* The request
From the listing below, extract each line containing the string "αὕτη".

(Extracted data entries)
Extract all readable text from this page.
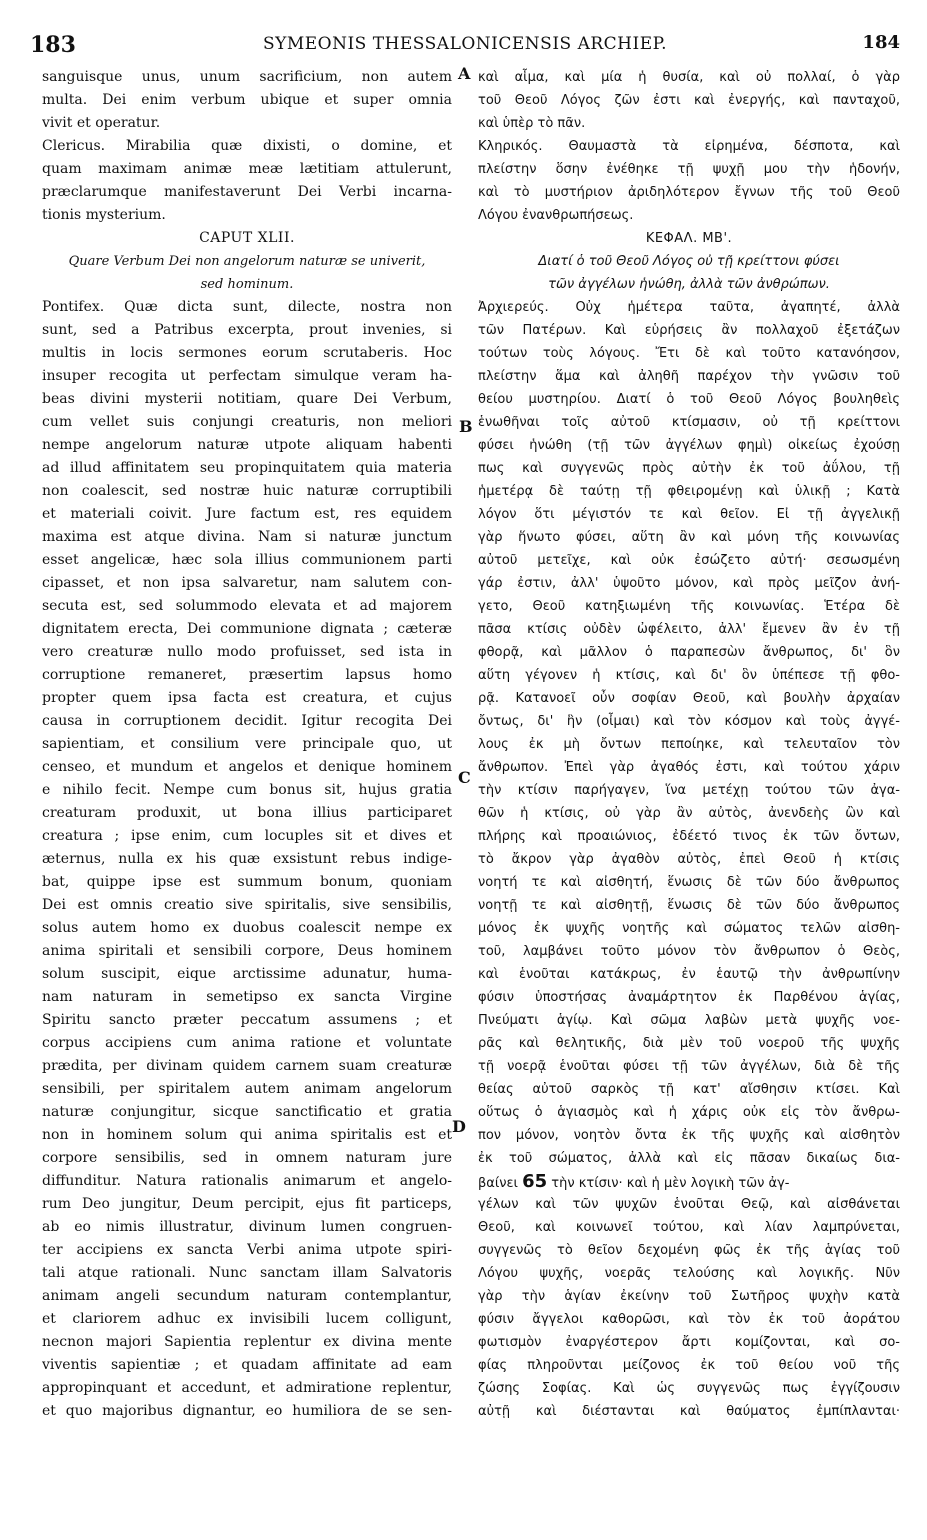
183	SYMEONIS THESSALONICENSIS ARCHIEP.	184
A
B
C
D
sanguisque unus, unum sacrificium, non autem
multa. Dei enim verbum ubique et super omnia
vivit et operatur.
Clericus. Mirabilia quæ dixisti, o domine, et
quam maximam animæ meæ lætitiam attulerunt,
præclarumque manifestaverunt Dei Verbi incarna-
tionis mysterium.
CAPUT XLII.
Quare Verbum Dei non angelorum naturæ se univerit,
sed hominum.
Pontifex. Quæ dicta sunt, dilecte, nostra non
sunt, sed a Patribus excerpta, prout invenies, si
multis in locis sermones eorum scrutaberis. Hoc
insuper recogita ut perfectam simulque veram ha-
beas divini mysterii notitiam, quare Dei Verbum,
cum vellet suis conjungi creaturis, non meliori
nempe angelorum naturæ utpote aliquam habenti
ad illud affinitatem seu propinquitatem quia materia
non coalescit, sed nostræ huic naturæ corruptibili
et materiali coivit. Jure factum est, res equidem
maxima est atque divina. Nam si naturæ junctum
esset angelicæ, hæc sola illius communionem parti
cipasset, et non ipsa salvaretur, nam salutem con-
secuta est, sed solummodo elevata et ad majorem
dignitatem erecta, Dei communione dignata ; cæteræ
vero creaturæ nullo modo profuisset, sed ista in
corruptione remaneret, præsertim lapsus homo
propter quem ipsa facta est creatura, et cujus
causa in corruptionem decidit. Igitur recogita Dei
sapientiam, et consilium vere principale quo, ut
censeo, et mundum et angelos et denique hominem
e nihilo fecit. Nempe cum bonus sit, hujus gratia
creaturam produxit, ut bona illius participaret
creatura ; ipse enim, cum locuples sit et dives et
æternus, nulla ex his quæ exsistunt rebus indige-
bat, quippe ipse est summum bonum, quoniam
Dei est omnis creatio sive spiritalis, sive sensibilis,
solus autem homo ex duobus coalescit nempe ex
anima spiritali et sensibili corpore, Deus hominem
solum suscipit, eique arctissime adunatur, huma-
nam naturam in semetipso ex sancta Virgine
Spiritu sancto præter peccatum assumens ; et
corpus accipiens cum anima ratione et voluntate
prædita, per divinam quidem carnem suam creaturæ
sensibili, per spiritalem autem animam angelorum
naturæ conjungitur, sicque sanctificatio et gratia
non in hominem solum qui anima spiritalis est et
corpore sensibilis, sed in omnem naturam jure
diffunditur. Natura rationalis animarum et angelo-
rum Deo jungitur, Deum percipit, ejus fit particeps,
ab eo nimis illustratur, divinum lumen congruen-
ter accipiens ex sancta Verbi anima utpote spiri-
tali atque rationali. Nunc sanctam illam Salvatoris
animam angeli secundum naturam contemplantur,
et clariorem adhuc ex invisibili lucem colligunt,
necnon majori Sapientia replentur ex divina mente
viventis sapientiæ ; et quadam affinitate ad eam
appropinquant et accedunt, et admiratione replentur,
et quo majoribus dignantur, eo humiliora de se sen-
καὶ αἷμα, καὶ μία ἡ θυσία, καὶ οὐ πολλαί, ὁ γὰρ
τοῦ Θεοῦ Λόγος ζῶν ἐστι καὶ ἐνεργής, καὶ πανταχοῦ,
καὶ ὑπὲρ τὸ πᾶν.
Κληρικός. Θαυμαστὰ τὰ εἰρημένα, δέσποτα, καὶ
πλείστην ὅσην ἐνέθηκε τῇ ψυχῇ μου τὴν ἡδονήν,
καὶ τὸ μυστήριον ἀριδηλότερον ἔγνων τῆς τοῦ Θεοῦ
Λόγου ἐνανθρωπήσεως.
ΚΕΦΑΛ. ΜΒ'.
Διατί ὁ τοῦ Θεοῦ Λόγος οὐ τῇ κρείττονι φύσει
τῶν ἀγγέλων ἡνώθη, ἀλλὰ τῶν ἀνθρώπων.
Ἀρχιερεύς. Οὐχ ἡμέτερα ταῦτα, ἀγαπητέ, ἀλλὰ
τῶν Πατέρων. Καὶ εὑρήσεις ἂν πολλαχοῦ ἐξετάζων
τούτων τοὺς λόγους. Ἔτι δὲ καὶ τοῦτο κατανόησον,
πλείστην ἅμα καὶ ἀληθῆ παρέχον τὴν γνῶσιν τοῦ
θείου μυστηρίου. Διατί ὁ τοῦ Θεοῦ Λόγος βουληθεὶς
ἑνωθῆναι τοῖς αὐτοῦ κτίσμασιν, οὐ τῇ κρείττονι
φύσει ἡνώθη (τῇ τῶν ἀγγέλων φημὶ) οἰκείως ἐχούσῃ
πως καὶ συγγενῶς πρὸς αὐτὴν ἐκ τοῦ ἀΰλου, τῇ
ἡμετέρᾳ δὲ ταύτῃ τῇ φθειρομένῃ καὶ ὑλικῇ ; Κατὰ
λόγον ὅτι μέγιστόν τε καὶ θεῖον. Εἰ τῇ ἀγγελικῇ
γὰρ ἥνωτο φύσει, αὕτη ἂν καὶ μόνη τῆς κοινωνίας
αὐτοῦ μετεῖχε, καὶ οὐκ ἐσώζετο αὐτή· σεσωσμένη
γάρ ἐστιν, ἀλλ' ὑψοῦτο μόνον, καὶ πρὸς μεῖζον ἀνή-
γετο, Θεοῦ κατηξιωμένη τῆς κοινωνίας. Ἑτέρα δὲ
πᾶσα κτίσις οὐδὲν ὠφέλειτο, ἀλλ' ἔμενεν ἂν ἐν τῇ
φθορᾷ, καὶ μᾶλλον ὁ παραπεσὼν ἄνθρωπος, δι' ὃν
αὕτη γέγονεν ἡ κτίσις, καὶ δι' ὃν ὑπέπεσε τῇ φθο-
ρᾷ. Κατανοεῖ οὖν σοφίαν Θεοῦ, καὶ βουλὴν ἀρχαίαν
ὄντως, δι' ἣν (οἶμαι) καὶ τὸν κόσμον καὶ τοὺς ἀγγέ-
λους ἐκ μὴ ὄντων πεποίηκε, καὶ τελευταῖον τὸν
ἄνθρωπον. Ἐπεὶ γὰρ ἀγαθός ἐστι, καὶ τούτου χάριν
τὴν κτίσιν παρήγαγεν, ἵνα μετέχῃ τούτου τῶν ἀγα-
θῶν ἡ κτίσις, οὐ γὰρ ἂν αὐτὸς, ἀνενδεὴς ὢν καὶ
πλήρης καὶ προαιώνιος, ἐδέετό τινος ἐκ τῶν ὄντων,
τὸ ἄκρον γὰρ ἀγαθὸν αὐτὸς, ἐπεὶ Θεοῦ ἡ κτίσις
νοητή τε καὶ αἰσθητή, ἕνωσις δὲ τῶν δύο ἄνθρωπος
νοητῇ τε καὶ αἰσθητῇ, ἕνωσις δὲ τῶν δύο ἄνθρωπος
μόνος ἐκ ψυχῆς νοητῆς καὶ σώματος τελῶν αἰσθη-
τοῦ, λαμβάνει τοῦτο μόνον τὸν ἄνθρωπον ὁ Θεὸς,
καὶ ἑνοῦται κατάκρως, ἐν ἑαυτῷ τὴν ἀνθρωπίνην
φύσιν ὑποστήσας ἀναμάρτητον ἐκ Παρθένου ἁγίας,
Πνεύματι ἁγίῳ. Καὶ σῶμα λαβὼν μετὰ ψυχῆς νοε-
ρᾶς καὶ θελητικῆς, διὰ μὲν τοῦ νοεροῦ τῆς ψυχῆς
τῇ νοερᾷ ἑνοῦται φύσει τῇ τῶν ἀγγέλων, διὰ δὲ τῆς
θείας αὐτοῦ σαρκὸς τῇ κατ' αἴσθησιν κτίσει. Καὶ
οὕτως ὁ ἁγιασμὸς καὶ ἡ χάρις οὐκ εἰς τὸν ἄνθρω-
πον μόνον, νοητὸν ὄντα ἐκ τῆς ψυχῆς καὶ αἰσθητὸν
ἐκ τοῦ σώματος, ἀλλὰ καὶ εἰς πᾶσαν δικαίως δια-
βαίνει 65 τὴν κτίσιν· καὶ ἡ μὲν λογικὴ τῶν ἀγ-
γέλων καὶ τῶν ψυχῶν ἑνοῦται Θεῷ, καὶ αἰσθάνεται
Θεοῦ, καὶ κοινωνεῖ τούτου, καὶ λίαν λαμπρύνεται,
συγγενῶς τὸ θεῖον δεχομένη φῶς ἐκ τῆς ἁγίας τοῦ
Λόγου ψυχῆς, νοερᾶς τελούσης καὶ λογικῆς. Νῦν
γὰρ τὴν ἁγίαν ἐκείνην τοῦ Σωτῆρος ψυχὴν κατὰ
φύσιν ἄγγελοι καθορῶσι, καὶ τὸν ἐκ τοῦ ἀοράτου
φωτισμὸν ἐναργέστερον ἄρτι κομίζονται, καὶ σο-
φίας πληροῦνται μείζονος ἐκ τοῦ θείου νοῦ τῆς
ζώσης Σοφίας. Καὶ ὡς συγγενῶς πως ἐγγίζουσιν
αὐτῇ καὶ διέστανται καὶ θαύματος ἐμπίπλανται·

* Exercise output
γὰρ ἥνωτο φύσει, αὕτη ἂν καὶ μόνη τῆς κοινωνίας
αὕτη γέγονεν ἡ κτίσις, καὶ δι' ὃν ὑπέπεσε τῇ φθο-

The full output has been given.